• _The task_:
Only the pictures are omitted; repeat all other data exactly.

• _Given data_:
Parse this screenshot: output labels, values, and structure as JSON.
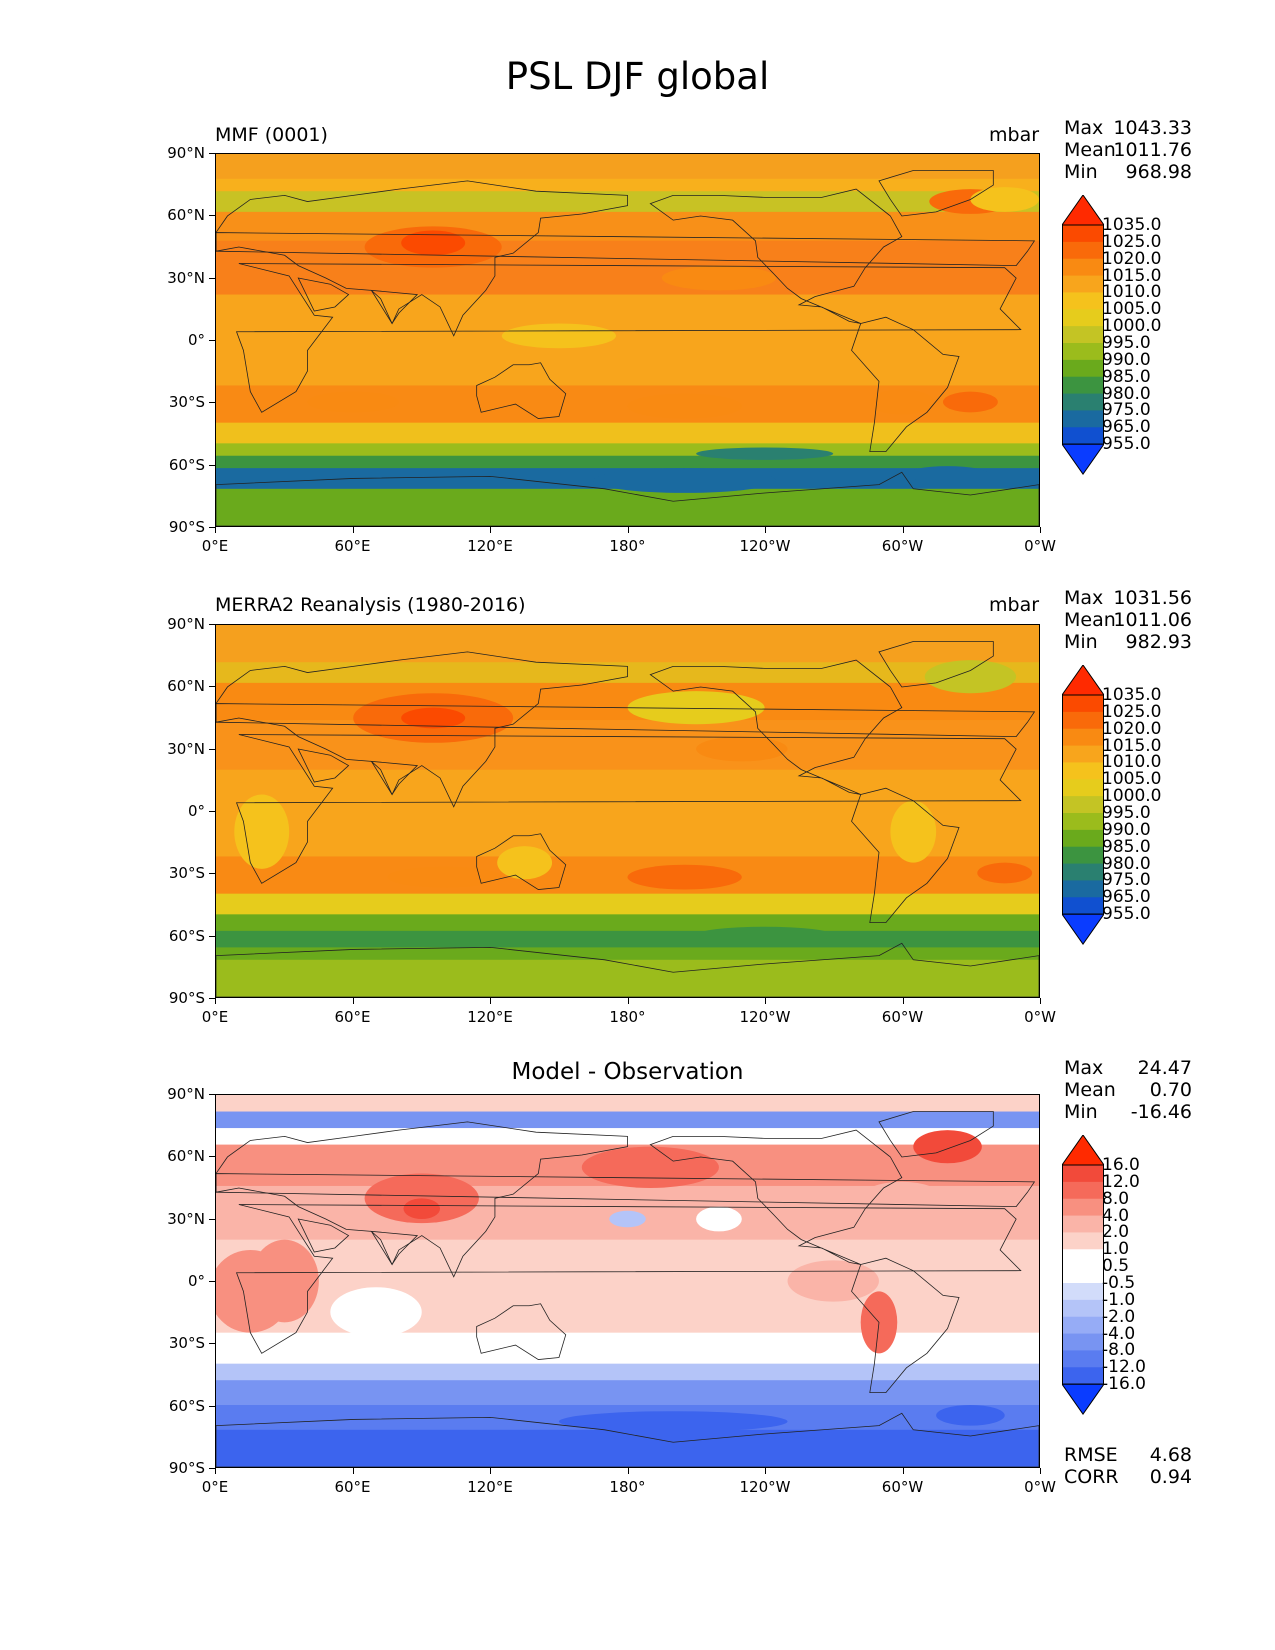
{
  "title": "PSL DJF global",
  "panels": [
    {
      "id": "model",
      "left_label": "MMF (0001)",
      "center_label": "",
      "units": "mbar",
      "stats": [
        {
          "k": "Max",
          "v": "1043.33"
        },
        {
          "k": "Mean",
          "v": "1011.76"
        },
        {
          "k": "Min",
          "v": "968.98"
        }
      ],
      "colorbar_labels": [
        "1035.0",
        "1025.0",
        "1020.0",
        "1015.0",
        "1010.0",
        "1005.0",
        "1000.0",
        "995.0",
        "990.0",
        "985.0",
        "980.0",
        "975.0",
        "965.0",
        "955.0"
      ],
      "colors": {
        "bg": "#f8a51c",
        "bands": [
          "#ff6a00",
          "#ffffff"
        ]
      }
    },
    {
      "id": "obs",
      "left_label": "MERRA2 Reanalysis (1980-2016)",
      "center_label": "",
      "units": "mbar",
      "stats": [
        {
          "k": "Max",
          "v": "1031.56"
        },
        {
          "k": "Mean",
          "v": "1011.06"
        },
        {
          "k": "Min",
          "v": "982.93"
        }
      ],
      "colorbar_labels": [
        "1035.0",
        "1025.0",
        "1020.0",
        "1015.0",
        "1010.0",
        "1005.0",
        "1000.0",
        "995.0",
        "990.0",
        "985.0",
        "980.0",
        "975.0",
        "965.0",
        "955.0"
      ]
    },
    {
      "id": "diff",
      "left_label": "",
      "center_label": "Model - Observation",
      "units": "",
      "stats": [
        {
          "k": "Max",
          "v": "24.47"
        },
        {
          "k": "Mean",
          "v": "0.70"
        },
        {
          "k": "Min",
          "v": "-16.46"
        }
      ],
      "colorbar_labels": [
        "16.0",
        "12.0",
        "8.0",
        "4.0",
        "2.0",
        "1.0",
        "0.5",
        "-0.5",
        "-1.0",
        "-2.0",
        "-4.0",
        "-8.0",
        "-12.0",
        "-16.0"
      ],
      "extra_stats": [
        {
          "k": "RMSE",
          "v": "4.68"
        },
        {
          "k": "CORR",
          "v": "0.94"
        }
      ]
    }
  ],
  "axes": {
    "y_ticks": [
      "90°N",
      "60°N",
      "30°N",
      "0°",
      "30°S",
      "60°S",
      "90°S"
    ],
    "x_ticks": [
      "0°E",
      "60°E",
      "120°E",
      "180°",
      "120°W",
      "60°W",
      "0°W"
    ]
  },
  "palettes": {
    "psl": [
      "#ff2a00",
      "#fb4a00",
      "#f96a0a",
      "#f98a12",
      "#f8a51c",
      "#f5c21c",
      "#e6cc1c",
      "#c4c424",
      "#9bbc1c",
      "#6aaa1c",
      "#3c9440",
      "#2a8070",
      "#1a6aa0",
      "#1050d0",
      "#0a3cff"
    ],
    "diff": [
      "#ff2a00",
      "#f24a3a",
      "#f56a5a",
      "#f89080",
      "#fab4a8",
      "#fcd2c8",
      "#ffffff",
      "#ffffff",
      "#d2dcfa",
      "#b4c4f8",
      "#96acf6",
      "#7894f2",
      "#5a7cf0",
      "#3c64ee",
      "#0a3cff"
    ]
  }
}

• _Right answer_:
Parse this screenshot: output labels, values, and structure as JSON.
{
  "title": "PSL DJF global",
  "panels": [
    {
      "id": "model",
      "left_label": "MMF (0001)",
      "center_label": "",
      "units": "mbar",
      "stats": [
        {
          "k": "Max",
          "v": "1043.33"
        },
        {
          "k": "Mean",
          "v": "1011.76"
        },
        {
          "k": "Min",
          "v": "968.98"
        }
      ],
      "colorbar_labels": [
        "1035.0",
        "1025.0",
        "1020.0",
        "1015.0",
        "1010.0",
        "1005.0",
        "1000.0",
        "995.0",
        "990.0",
        "985.0",
        "980.0",
        "975.0",
        "965.0",
        "955.0"
      ],
      "colors": {
        "bg": "#f8a51c",
        "bands": [
          "#ff6a00",
          "#ffffff"
        ]
      }
    },
    {
      "id": "obs",
      "left_label": "MERRA2 Reanalysis (1980-2016)",
      "center_label": "",
      "units": "mbar",
      "stats": [
        {
          "k": "Max",
          "v": "1031.56"
        },
        {
          "k": "Mean",
          "v": "1011.06"
        },
        {
          "k": "Min",
          "v": "982.93"
        }
      ],
      "colorbar_labels": [
        "1035.0",
        "1025.0",
        "1020.0",
        "1015.0",
        "1010.0",
        "1005.0",
        "1000.0",
        "995.0",
        "990.0",
        "985.0",
        "980.0",
        "975.0",
        "965.0",
        "955.0"
      ]
    },
    {
      "id": "diff",
      "left_label": "",
      "center_label": "Model - Observation",
      "units": "",
      "stats": [
        {
          "k": "Max",
          "v": "24.47"
        },
        {
          "k": "Mean",
          "v": "0.70"
        },
        {
          "k": "Min",
          "v": "-16.46"
        }
      ],
      "colorbar_labels": [
        "16.0",
        "12.0",
        "8.0",
        "4.0",
        "2.0",
        "1.0",
        "0.5",
        "-0.5",
        "-1.0",
        "-2.0",
        "-4.0",
        "-8.0",
        "-12.0",
        "-16.0"
      ],
      "extra_stats": [
        {
          "k": "RMSE",
          "v": "4.68"
        },
        {
          "k": "CORR",
          "v": "0.94"
        }
      ]
    }
  ],
  "axes": {
    "y_ticks": [
      "90°N",
      "60°N",
      "30°N",
      "0°",
      "30°S",
      "60°S",
      "90°S"
    ],
    "x_ticks": [
      "0°E",
      "60°E",
      "120°E",
      "180°",
      "120°W",
      "60°W",
      "0°W"
    ]
  },
  "palettes": {
    "psl": [
      "#ff2a00",
      "#fb4a00",
      "#f96a0a",
      "#f98a12",
      "#f8a51c",
      "#f5c21c",
      "#e6cc1c",
      "#c4c424",
      "#9bbc1c",
      "#6aaa1c",
      "#3c9440",
      "#2a8070",
      "#1a6aa0",
      "#1050d0",
      "#0a3cff"
    ],
    "diff": [
      "#ff2a00",
      "#f24a3a",
      "#f56a5a",
      "#f89080",
      "#fab4a8",
      "#fcd2c8",
      "#ffffff",
      "#ffffff",
      "#d2dcfa",
      "#b4c4f8",
      "#96acf6",
      "#7894f2",
      "#5a7cf0",
      "#3c64ee",
      "#0a3cff"
    ]
  }
}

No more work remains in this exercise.